-- START OF Given data --

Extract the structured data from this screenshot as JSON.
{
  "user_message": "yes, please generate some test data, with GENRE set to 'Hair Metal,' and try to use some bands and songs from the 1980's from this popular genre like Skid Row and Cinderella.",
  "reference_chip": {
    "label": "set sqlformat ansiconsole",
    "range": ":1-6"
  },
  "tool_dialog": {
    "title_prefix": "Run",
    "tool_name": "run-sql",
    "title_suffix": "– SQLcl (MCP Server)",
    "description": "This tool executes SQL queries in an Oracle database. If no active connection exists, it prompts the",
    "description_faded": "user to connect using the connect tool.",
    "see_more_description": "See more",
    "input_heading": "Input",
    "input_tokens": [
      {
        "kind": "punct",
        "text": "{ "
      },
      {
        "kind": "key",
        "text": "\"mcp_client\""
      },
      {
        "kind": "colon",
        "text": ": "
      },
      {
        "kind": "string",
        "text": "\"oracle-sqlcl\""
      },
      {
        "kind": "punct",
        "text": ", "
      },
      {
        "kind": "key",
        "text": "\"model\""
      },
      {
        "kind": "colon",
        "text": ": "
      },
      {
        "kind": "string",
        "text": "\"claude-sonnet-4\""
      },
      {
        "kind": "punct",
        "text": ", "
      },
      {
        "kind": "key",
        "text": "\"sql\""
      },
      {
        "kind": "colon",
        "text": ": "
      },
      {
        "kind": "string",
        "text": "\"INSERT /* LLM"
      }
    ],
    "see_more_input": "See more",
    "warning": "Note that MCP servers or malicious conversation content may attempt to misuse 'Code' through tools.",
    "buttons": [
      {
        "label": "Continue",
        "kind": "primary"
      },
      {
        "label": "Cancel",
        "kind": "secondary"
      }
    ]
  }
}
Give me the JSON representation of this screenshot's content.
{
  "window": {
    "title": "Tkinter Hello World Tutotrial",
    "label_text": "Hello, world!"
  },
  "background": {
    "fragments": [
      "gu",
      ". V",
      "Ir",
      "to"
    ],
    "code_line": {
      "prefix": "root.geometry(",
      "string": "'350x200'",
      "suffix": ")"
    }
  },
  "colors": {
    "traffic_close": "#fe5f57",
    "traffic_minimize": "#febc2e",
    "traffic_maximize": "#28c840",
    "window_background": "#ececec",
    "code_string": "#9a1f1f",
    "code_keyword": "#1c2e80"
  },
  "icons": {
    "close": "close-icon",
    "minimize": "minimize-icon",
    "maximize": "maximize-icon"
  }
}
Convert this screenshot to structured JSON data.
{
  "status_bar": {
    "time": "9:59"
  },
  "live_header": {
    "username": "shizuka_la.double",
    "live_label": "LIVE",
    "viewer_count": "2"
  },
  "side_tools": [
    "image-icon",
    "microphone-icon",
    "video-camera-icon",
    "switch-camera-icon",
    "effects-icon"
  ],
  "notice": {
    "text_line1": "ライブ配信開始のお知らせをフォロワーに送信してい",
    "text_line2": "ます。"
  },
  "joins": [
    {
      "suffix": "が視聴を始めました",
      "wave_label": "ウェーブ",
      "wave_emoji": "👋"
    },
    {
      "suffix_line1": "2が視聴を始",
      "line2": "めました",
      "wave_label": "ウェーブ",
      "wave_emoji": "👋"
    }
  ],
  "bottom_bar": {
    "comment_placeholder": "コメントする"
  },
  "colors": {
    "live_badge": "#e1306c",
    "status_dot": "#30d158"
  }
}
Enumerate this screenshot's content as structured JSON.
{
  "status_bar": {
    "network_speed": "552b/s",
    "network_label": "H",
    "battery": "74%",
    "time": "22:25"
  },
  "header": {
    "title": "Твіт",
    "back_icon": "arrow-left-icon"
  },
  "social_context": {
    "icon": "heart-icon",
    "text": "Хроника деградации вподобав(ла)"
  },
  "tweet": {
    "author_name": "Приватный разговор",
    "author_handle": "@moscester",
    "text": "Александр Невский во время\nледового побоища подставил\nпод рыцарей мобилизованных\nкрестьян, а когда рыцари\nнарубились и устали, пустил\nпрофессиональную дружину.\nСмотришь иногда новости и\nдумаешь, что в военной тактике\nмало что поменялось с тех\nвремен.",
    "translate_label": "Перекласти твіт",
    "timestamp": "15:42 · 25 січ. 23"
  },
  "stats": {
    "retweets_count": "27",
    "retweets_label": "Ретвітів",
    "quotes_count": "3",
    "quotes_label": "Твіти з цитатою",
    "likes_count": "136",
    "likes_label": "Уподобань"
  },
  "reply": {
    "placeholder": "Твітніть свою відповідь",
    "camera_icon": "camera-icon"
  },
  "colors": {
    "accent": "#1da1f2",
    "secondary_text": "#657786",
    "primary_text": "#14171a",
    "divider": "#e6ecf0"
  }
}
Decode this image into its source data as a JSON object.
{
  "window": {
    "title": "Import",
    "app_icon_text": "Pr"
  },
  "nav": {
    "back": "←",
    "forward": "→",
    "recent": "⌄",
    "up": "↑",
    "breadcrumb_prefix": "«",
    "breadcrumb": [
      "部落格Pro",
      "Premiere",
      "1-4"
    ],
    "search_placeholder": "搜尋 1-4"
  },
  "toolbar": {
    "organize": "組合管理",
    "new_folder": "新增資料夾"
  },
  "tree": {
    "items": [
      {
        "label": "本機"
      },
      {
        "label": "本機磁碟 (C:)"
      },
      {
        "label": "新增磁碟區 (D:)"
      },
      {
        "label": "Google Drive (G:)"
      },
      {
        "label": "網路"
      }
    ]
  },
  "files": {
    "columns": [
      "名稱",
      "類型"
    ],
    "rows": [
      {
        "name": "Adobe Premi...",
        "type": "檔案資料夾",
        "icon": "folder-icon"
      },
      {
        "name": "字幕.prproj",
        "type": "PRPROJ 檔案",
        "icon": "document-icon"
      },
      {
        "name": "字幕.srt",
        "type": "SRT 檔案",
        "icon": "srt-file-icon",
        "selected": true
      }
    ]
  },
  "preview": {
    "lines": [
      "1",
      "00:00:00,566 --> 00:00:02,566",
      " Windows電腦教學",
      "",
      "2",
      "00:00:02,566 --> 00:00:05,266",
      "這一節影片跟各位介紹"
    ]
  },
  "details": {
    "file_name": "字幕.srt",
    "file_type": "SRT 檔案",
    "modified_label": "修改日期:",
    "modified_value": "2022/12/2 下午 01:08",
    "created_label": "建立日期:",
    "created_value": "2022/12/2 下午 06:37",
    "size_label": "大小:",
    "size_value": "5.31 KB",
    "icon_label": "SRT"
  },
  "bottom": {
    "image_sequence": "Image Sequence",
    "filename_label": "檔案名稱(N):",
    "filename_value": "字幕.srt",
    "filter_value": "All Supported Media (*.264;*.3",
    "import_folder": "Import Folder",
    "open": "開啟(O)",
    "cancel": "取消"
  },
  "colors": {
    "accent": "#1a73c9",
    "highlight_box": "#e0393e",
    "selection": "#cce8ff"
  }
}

-- END OF Given data --

» **Short task**: Using the listing above, reproduce each line without omission.

» **Exercise answer**:
Extract the structured data from this screenshot as JSON.
{
  "user_message": "yes, please generate some test data, with GENRE set to 'Hair Metal,' and try to use some bands and songs from the 1980's from this popular genre like Skid Row and Cinderella.",
  "reference_chip": {
    "label": "set sqlformat ansiconsole",
    "range": ":1-6"
  },
  "tool_dialog": {
    "title_prefix": "Run",
    "tool_name": "run-sql",
    "title_suffix": "– SQLcl (MCP Server)",
    "description": "This tool executes SQL queries in an Oracle database. If no active connection exists, it prompts the",
    "description_faded": "user to connect using the connect tool.",
    "see_more_description": "See more",
    "input_heading": "Input",
    "input_tokens": [
      {
        "kind": "punct",
        "text": "{ "
      },
      {
        "kind": "key",
        "text": "\"mcp_client\""
      },
      {
        "kind": "colon",
        "text": ": "
      },
      {
        "kind": "string",
        "text": "\"oracle-sqlcl\""
      },
      {
        "kind": "punct",
        "text": ", "
      },
      {
        "kind": "key",
        "text": "\"model\""
      },
      {
        "kind": "colon",
        "text": ": "
      },
      {
        "kind": "string",
        "text": "\"claude-sonnet-4\""
      },
      {
        "kind": "punct",
        "text": ", "
      },
      {
        "kind": "key",
        "text": "\"sql\""
      },
      {
        "kind": "colon",
        "text": ": "
      },
      {
        "kind": "string",
        "text": "\"INSERT /* LLM"
      }
    ],
    "see_more_input": "See more",
    "warning": "Note that MCP servers or malicious conversation content may attempt to misuse 'Code' through tools.",
    "buttons": [
      {
        "label": "Continue",
        "kind": "primary"
      },
      {
        "label": "Cancel",
        "kind": "secondary"
      }
    ]
  }
}
Give me the JSON representation of this screenshot's content.
{
  "window": {
    "title": "Tkinter Hello World Tutotrial",
    "label_text": "Hello, world!"
  },
  "background": {
    "fragments": [
      "gu",
      ". V",
      "Ir",
      "to"
    ],
    "code_line": {
      "prefix": "root.geometry(",
      "string": "'350x200'",
      "suffix": ")"
    }
  },
  "colors": {
    "traffic_close": "#fe5f57",
    "traffic_minimize": "#febc2e",
    "traffic_maximize": "#28c840",
    "window_background": "#ececec",
    "code_string": "#9a1f1f",
    "code_keyword": "#1c2e80"
  },
  "icons": {
    "close": "close-icon",
    "minimize": "minimize-icon",
    "maximize": "maximize-icon"
  }
}
Convert this screenshot to structured JSON data.
{
  "status_bar": {
    "time": "9:59"
  },
  "live_header": {
    "username": "shizuka_la.double",
    "live_label": "LIVE",
    "viewer_count": "2"
  },
  "side_tools": [
    "image-icon",
    "microphone-icon",
    "video-camera-icon",
    "switch-camera-icon",
    "effects-icon"
  ],
  "notice": {
    "text_line1": "ライブ配信開始のお知らせをフォロワーに送信してい",
    "text_line2": "ます。"
  },
  "joins": [
    {
      "suffix": "が視聴を始めました",
      "wave_label": "ウェーブ",
      "wave_emoji": "👋"
    },
    {
      "suffix_line1": "2が視聴を始",
      "line2": "めました",
      "wave_label": "ウェーブ",
      "wave_emoji": "👋"
    }
  ],
  "bottom_bar": {
    "comment_placeholder": "コメントする"
  },
  "colors": {
    "live_badge": "#e1306c",
    "status_dot": "#30d158"
  }
}
Enumerate this screenshot's content as structured JSON.
{
  "status_bar": {
    "network_speed": "552b/s",
    "network_label": "H",
    "battery": "74%",
    "time": "22:25"
  },
  "header": {
    "title": "Твіт",
    "back_icon": "arrow-left-icon"
  },
  "social_context": {
    "icon": "heart-icon",
    "text": "Хроника деградации вподобав(ла)"
  },
  "tweet": {
    "author_name": "Приватный разговор",
    "author_handle": "@moscester",
    "text": "Александр Невский во время\nледового побоища подставил\nпод рыцарей мобилизованных\nкрестьян, а когда рыцари\nнарубились и устали, пустил\nпрофессиональную дружину.\nСмотришь иногда новости и\nдумаешь, что в военной тактике\nмало что поменялось с тех\nвремен.",
    "translate_label": "Перекласти твіт",
    "timestamp": "15:42 · 25 січ. 23"
  },
  "stats": {
    "retweets_count": "27",
    "retweets_label": "Ретвітів",
    "quotes_count": "3",
    "quotes_label": "Твіти з цитатою",
    "likes_count": "136",
    "likes_label": "Уподобань"
  },
  "reply": {
    "placeholder": "Твітніть свою відповідь",
    "camera_icon": "camera-icon"
  },
  "colors": {
    "accent": "#1da1f2",
    "secondary_text": "#657786",
    "primary_text": "#14171a",
    "divider": "#e6ecf0"
  }
}
Decode this image into its source data as a JSON object.
{
  "window": {
    "title": "Import",
    "app_icon_text": "Pr"
  },
  "nav": {
    "back": "←",
    "forward": "→",
    "recent": "⌄",
    "up": "↑",
    "breadcrumb_prefix": "«",
    "breadcrumb": [
      "部落格Pro",
      "Premiere",
      "1-4"
    ],
    "search_placeholder": "搜尋 1-4"
  },
  "toolbar": {
    "organize": "組合管理",
    "new_folder": "新增資料夾"
  },
  "tree": {
    "items": [
      {
        "label": "本機"
      },
      {
        "label": "本機磁碟 (C:)"
      },
      {
        "label": "新增磁碟區 (D:)"
      },
      {
        "label": "Google Drive (G:)"
      },
      {
        "label": "網路"
      }
    ]
  },
  "files": {
    "columns": [
      "名稱",
      "類型"
    ],
    "rows": [
      {
        "name": "Adobe Premi...",
        "type": "檔案資料夾",
        "icon": "folder-icon"
      },
      {
        "name": "字幕.prproj",
        "type": "PRPROJ 檔案",
        "icon": "document-icon"
      },
      {
        "name": "字幕.srt",
        "type": "SRT 檔案",
        "icon": "srt-file-icon",
        "selected": true
      }
    ]
  },
  "preview": {
    "lines": [
      "1",
      "00:00:00,566 --> 00:00:02,566",
      " Windows電腦教學",
      "",
      "2",
      "00:00:02,566 --> 00:00:05,266",
      "這一節影片跟各位介紹"
    ]
  },
  "details": {
    "file_name": "字幕.srt",
    "file_type": "SRT 檔案",
    "modified_label": "修改日期:",
    "modified_value": "2022/12/2 下午 01:08",
    "created_label": "建立日期:",
    "created_value": "2022/12/2 下午 06:37",
    "size_label": "大小:",
    "size_value": "5.31 KB",
    "icon_label": "SRT"
  },
  "bottom": {
    "image_sequence": "Image Sequence",
    "filename_label": "檔案名稱(N):",
    "filename_value": "字幕.srt",
    "filter_value": "All Supported Media (*.264;*.3",
    "import_folder": "Import Folder",
    "open": "開啟(O)",
    "cancel": "取消"
  },
  "colors": {
    "accent": "#1a73c9",
    "highlight_box": "#e0393e",
    "selection": "#cce8ff"
  }
}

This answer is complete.